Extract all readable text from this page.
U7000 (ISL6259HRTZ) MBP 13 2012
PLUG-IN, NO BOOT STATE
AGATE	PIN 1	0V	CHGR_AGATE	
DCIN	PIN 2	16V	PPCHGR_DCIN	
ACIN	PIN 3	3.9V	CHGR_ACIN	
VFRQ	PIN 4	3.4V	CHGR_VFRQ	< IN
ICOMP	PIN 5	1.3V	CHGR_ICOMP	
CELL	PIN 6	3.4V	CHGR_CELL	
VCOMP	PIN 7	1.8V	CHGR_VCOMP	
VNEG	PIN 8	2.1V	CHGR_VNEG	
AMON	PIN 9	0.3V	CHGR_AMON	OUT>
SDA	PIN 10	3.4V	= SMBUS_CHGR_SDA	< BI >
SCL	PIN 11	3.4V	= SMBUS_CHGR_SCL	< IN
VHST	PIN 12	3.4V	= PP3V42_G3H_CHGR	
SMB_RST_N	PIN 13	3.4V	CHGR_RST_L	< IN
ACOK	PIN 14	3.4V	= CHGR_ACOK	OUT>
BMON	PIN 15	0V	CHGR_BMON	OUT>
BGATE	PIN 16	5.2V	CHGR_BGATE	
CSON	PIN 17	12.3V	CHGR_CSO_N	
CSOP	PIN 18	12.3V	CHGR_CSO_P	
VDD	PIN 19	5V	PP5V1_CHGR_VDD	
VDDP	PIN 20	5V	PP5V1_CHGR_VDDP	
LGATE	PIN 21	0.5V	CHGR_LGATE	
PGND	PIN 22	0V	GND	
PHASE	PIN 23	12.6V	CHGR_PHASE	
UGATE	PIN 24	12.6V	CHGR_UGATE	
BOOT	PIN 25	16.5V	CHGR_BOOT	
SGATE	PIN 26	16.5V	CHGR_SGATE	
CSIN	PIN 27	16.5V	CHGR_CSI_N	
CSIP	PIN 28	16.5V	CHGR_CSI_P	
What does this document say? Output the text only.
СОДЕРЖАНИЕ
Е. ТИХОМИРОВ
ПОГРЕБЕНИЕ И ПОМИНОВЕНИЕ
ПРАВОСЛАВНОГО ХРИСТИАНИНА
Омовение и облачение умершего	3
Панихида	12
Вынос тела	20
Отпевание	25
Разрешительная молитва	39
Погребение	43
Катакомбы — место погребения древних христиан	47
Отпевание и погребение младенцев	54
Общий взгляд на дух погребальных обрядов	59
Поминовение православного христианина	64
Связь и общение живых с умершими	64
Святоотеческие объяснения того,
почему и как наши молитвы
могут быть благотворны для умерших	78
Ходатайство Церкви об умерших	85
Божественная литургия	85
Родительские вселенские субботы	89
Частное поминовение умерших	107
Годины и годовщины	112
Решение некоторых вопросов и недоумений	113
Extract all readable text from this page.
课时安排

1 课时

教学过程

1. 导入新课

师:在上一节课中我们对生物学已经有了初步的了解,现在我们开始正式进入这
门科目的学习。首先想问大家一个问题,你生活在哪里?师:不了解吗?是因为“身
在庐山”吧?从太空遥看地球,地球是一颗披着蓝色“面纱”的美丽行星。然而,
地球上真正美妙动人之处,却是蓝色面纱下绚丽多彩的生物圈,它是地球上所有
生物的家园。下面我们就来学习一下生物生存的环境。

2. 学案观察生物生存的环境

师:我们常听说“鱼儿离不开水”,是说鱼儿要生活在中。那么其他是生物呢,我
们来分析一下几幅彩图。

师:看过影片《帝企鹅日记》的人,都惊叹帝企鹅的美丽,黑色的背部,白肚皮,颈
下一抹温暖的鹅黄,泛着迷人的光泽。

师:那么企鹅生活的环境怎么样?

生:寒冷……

※ ※ ※

__Brief__
Can you reproduce all the material exactly?

__Full response__
Extract all readable text from this page.
U7000 (ISL6259HRTZ) MBP 13 2012
PLUG-IN, NO BOOT STATE
AGATE	PIN 1	0V	CHGR_AGATE	
DCIN	PIN 2	16V	PPCHGR_DCIN	
ACIN	PIN 3	3.9V	CHGR_ACIN	
VFRQ	PIN 4	3.4V	CHGR_VFRQ	< IN
ICOMP	PIN 5	1.3V	CHGR_ICOMP	
CELL	PIN 6	3.4V	CHGR_CELL	
VCOMP	PIN 7	1.8V	CHGR_VCOMP	
VNEG	PIN 8	2.1V	CHGR_VNEG	
AMON	PIN 9	0.3V	CHGR_AMON	OUT>
SDA	PIN 10	3.4V	= SMBUS_CHGR_SDA	< BI >
SCL	PIN 11	3.4V	= SMBUS_CHGR_SCL	< IN
VHST	PIN 12	3.4V	= PP3V42_G3H_CHGR	
SMB_RST_N	PIN 13	3.4V	CHGR_RST_L	< IN
ACOK	PIN 14	3.4V	= CHGR_ACOK	OUT>
BMON	PIN 15	0V	CHGR_BMON	OUT>
BGATE	PIN 16	5.2V	CHGR_BGATE	
CSON	PIN 17	12.3V	CHGR_CSO_N	
CSOP	PIN 18	12.3V	CHGR_CSO_P	
VDD	PIN 19	5V	PP5V1_CHGR_VDD	
VDDP	PIN 20	5V	PP5V1_CHGR_VDDP	
LGATE	PIN 21	0.5V	CHGR_LGATE	
PGND	PIN 22	0V	GND	
PHASE	PIN 23	12.6V	CHGR_PHASE	
UGATE	PIN 24	12.6V	CHGR_UGATE	
BOOT	PIN 25	16.5V	CHGR_BOOT	
SGATE	PIN 26	16.5V	CHGR_SGATE	
CSIN	PIN 27	16.5V	CHGR_CSI_N	
CSIP	PIN 28	16.5V	CHGR_CSI_P	
What does this document say? Output the text only.
СОДЕРЖАНИЕ
Е. ТИХОМИРОВ
ПОГРЕБЕНИЕ И ПОМИНОВЕНИЕ
ПРАВОСЛАВНОГО ХРИСТИАНИНА
Омовение и облачение умершего	3
Панихида	12
Вынос тела	20
Отпевание	25
Разрешительная молитва	39
Погребение	43
Катакомбы — место погребения древних христиан	47
Отпевание и погребение младенцев	54
Общий взгляд на дух погребальных обрядов	59
Поминовение православного христианина	64
Связь и общение живых с умершими	64
Святоотеческие объяснения того,
почему и как наши молитвы
могут быть благотворны для умерших	78
Ходатайство Церкви об умерших	85
Божественная литургия	85
Родительские вселенские субботы	89
Частное поминовение умерших	107
Годины и годовщины	112
Решение некоторых вопросов и недоумений	113
Extract all readable text from this page.
课时安排

1 课时

教学过程

1. 导入新课

师:在上一节课中我们对生物学已经有了初步的了解,现在我们开始正式进入这
门科目的学习。首先想问大家一个问题,你生活在哪里?师:不了解吗?是因为“身
在庐山”吧?从太空遥看地球,地球是一颗披着蓝色“面纱”的美丽行星。然而,
地球上真正美妙动人之处,却是蓝色面纱下绚丽多彩的生物圈,它是地球上所有
生物的家园。下面我们就来学习一下生物生存的环境。

2. 学案观察生物生存的环境

师:我们常听说“鱼儿离不开水”,是说鱼儿要生活在中。那么其他是生物呢,我
们来分析一下几幅彩图。

师:看过影片《帝企鹅日记》的人,都惊叹帝企鹅的美丽,黑色的背部,白肚皮,颈
下一抹温暖的鹅黄,泛着迷人的光泽。

师:那么企鹅生活的环境怎么样?

生:寒冷……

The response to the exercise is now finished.